STORED RECORDS —
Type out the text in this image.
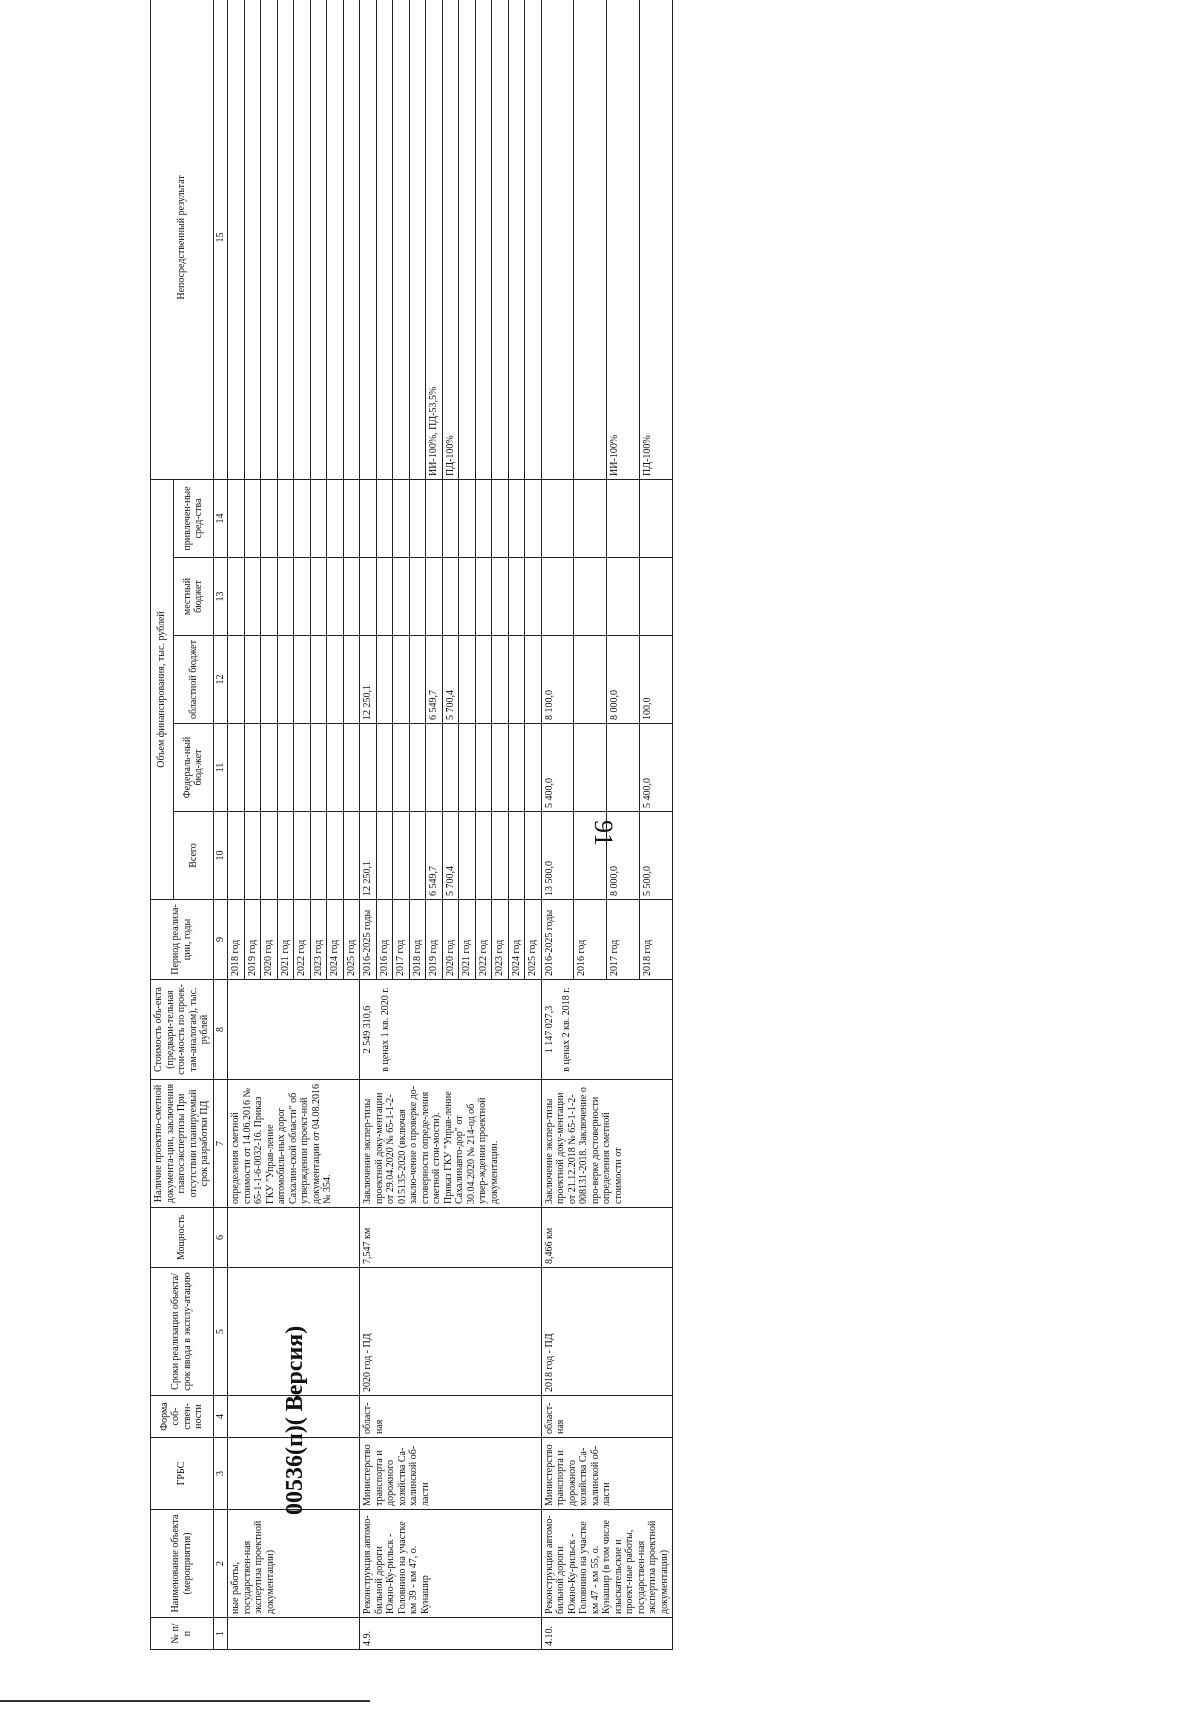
91
№ п/п	Наименование объекта (мероприятия)	ГРБС	Форма соб-ствен-ности	Сроки реализации объекта/ срок ввода в эксплу-атацию	Мощность	Наличие проектно-сметной документа-ции, заключения главгосэкспертизы При отсутствии планируемый срок разработки ПД	Стоимость объ-екта (предвари-тельная стои-мость по проек-там-аналогам), тыс. рублей	Период реализа-ции, годы	Объем финансирования, тыс. рублей					Непосредственный результат
									Всего	Федераль-ный бюд-жет	областной бюджет	местный бюджет	привлечен-ные сред-ства	
1	2	3	4	5	6	7	8	9	10	11	12	13	14	15
	ные работы, государствен-ная экспертиза проектной документации)					определения сметной стоимости от 14.06.2016 № 65-1-1-6-0032-16. Приказ ГКУ "Управ-ление автомобиль-ных дорог Сахалин-ской области" об утверждении проект-ной документации от 04.08.2016 № 354.		2018 год						
								2019 год						
								2020 год						
								2021 год						
								2022 год						
								2023 год						
								2024 год						
								2025 год						
4.9.	Реконструкция автомо-бильной дороги Южно-Ку-рильск - Головнино на участке км 39 - км 47, о. Кунашир	Министерство транспорта и дорожного хозяйства Са-халинской об-ласти	област-ная	2020 год - ПД	7,547 км	Заключение экспер-тизы проектной доку-ментации от 29.04.2020 № 65-1-1-2-015135-2020 (включая заклю-чение о проверке до-стоверности опреде-ления сметной стои-мости). Приказ ГКУ "Управ-ление Сахалинавто-дор" от 30.04.2020 № 214-од об утвер-ждении проектной документации.	2 549 310,6 в ценах 1 кв. 2020 г.	2016-2025 годы	12 250,1		12 250,1			
								2016 год						
								2017 год						
								2018 год						
								2019 год	6 549,7		6 549,7			ИИ-100%, ПД-53,5%
								2020 год	5 700,4		5 700,4			ПД-100%
								2021 год						
								2022 год						
								2023 год						
								2024 год						
								2025 год						
4.10.	Реконструкция автомо-бильной дороги Южно-Ку-рильск - Головнино на участке км 47 - км 55, о. Кунашир (в том числе изыскательские и проект-ные работы, государствен-ная экспертиза проектной документации)	Министерство транспорта и дорожного хозяйства Са-халинской об-ласти	област-ная	2018 год - ПД	8,466 км	Заключение экспер-тизы проектной доку-ментации от 21.12.2018 № 65-1-1-2-008131-2018. Заключение о про-верке достоверности определения сметной стоимости от	1 147 027,3 в ценах 2 кв. 2018 г.	2016-2025 годы	13 500,0	5 400,0	8 100,0			
								2016 год						
								2017 год	8 000,0		8 000,0			ИИ-100%
								2018 год	5 500,0	5 400,0	100,0			ПД-100%
00536(п)( Версия)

EXERCISE PROMPT —
Strip the images and reproduce the remaining records precisely.

REPLY TO THE TASK —
Type out the text in this image.
91
№ п/п	Наименование объекта (мероприятия)	ГРБС	Форма соб-ствен-ности	Сроки реализации объекта/ срок ввода в эксплу-атацию	Мощность	Наличие проектно-сметной документа-ции, заключения главгосэкспертизы При отсутствии планируемый срок разработки ПД	Стоимость объ-екта (предвари-тельная стои-мость по проек-там-аналогам), тыс. рублей	Период реализа-ции, годы	Объем финансирования, тыс. рублей					Непосредственный результат
									Всего	Федераль-ный бюд-жет	областной бюджет	местный бюджет	привлечен-ные сред-ства	
1	2	3	4	5	6	7	8	9	10	11	12	13	14	15
	ные работы, государствен-ная экспертиза проектной документации)					определения сметной стоимости от 14.06.2016 № 65-1-1-6-0032-16. Приказ ГКУ "Управ-ление автомобиль-ных дорог Сахалин-ской области" об утверждении проект-ной документации от 04.08.2016 № 354.		2018 год						
								2019 год						
								2020 год						
								2021 год						
								2022 год						
								2023 год						
								2024 год						
								2025 год						
4.9.	Реконструкция автомо-бильной дороги Южно-Ку-рильск - Головнино на участке км 39 - км 47, о. Кунашир	Министерство транспорта и дорожного хозяйства Са-халинской об-ласти	област-ная	2020 год - ПД	7,547 км	Заключение экспер-тизы проектной доку-ментации от 29.04.2020 № 65-1-1-2-015135-2020 (включая заклю-чение о проверке до-стоверности опреде-ления сметной стои-мости). Приказ ГКУ "Управ-ление Сахалинавто-дор" от 30.04.2020 № 214-од об утвер-ждении проектной документации.	2 549 310,6 в ценах 1 кв. 2020 г.	2016-2025 годы	12 250,1		12 250,1			
								2016 год						
								2017 год						
								2018 год						
								2019 год	6 549,7		6 549,7			ИИ-100%, ПД-53,5%
								2020 год	5 700,4		5 700,4			ПД-100%
								2021 год						
								2022 год						
								2023 год						
								2024 год						
								2025 год						
4.10.	Реконструкция автомо-бильной дороги Южно-Ку-рильск - Головнино на участке км 47 - км 55, о. Кунашир (в том числе изыскательские и проект-ные работы, государствен-ная экспертиза проектной документации)	Министерство транспорта и дорожного хозяйства Са-халинской об-ласти	област-ная	2018 год - ПД	8,466 км	Заключение экспер-тизы проектной доку-ментации от 21.12.2018 № 65-1-1-2-008131-2018. Заключение о про-верке достоверности определения сметной стоимости от	1 147 027,3 в ценах 2 кв. 2018 г.	2016-2025 годы	13 500,0	5 400,0	8 100,0			
								2016 год						
								2017 год	8 000,0		8 000,0			ИИ-100%
								2018 год	5 500,0	5 400,0	100,0			ПД-100%
00536(п)( Версия)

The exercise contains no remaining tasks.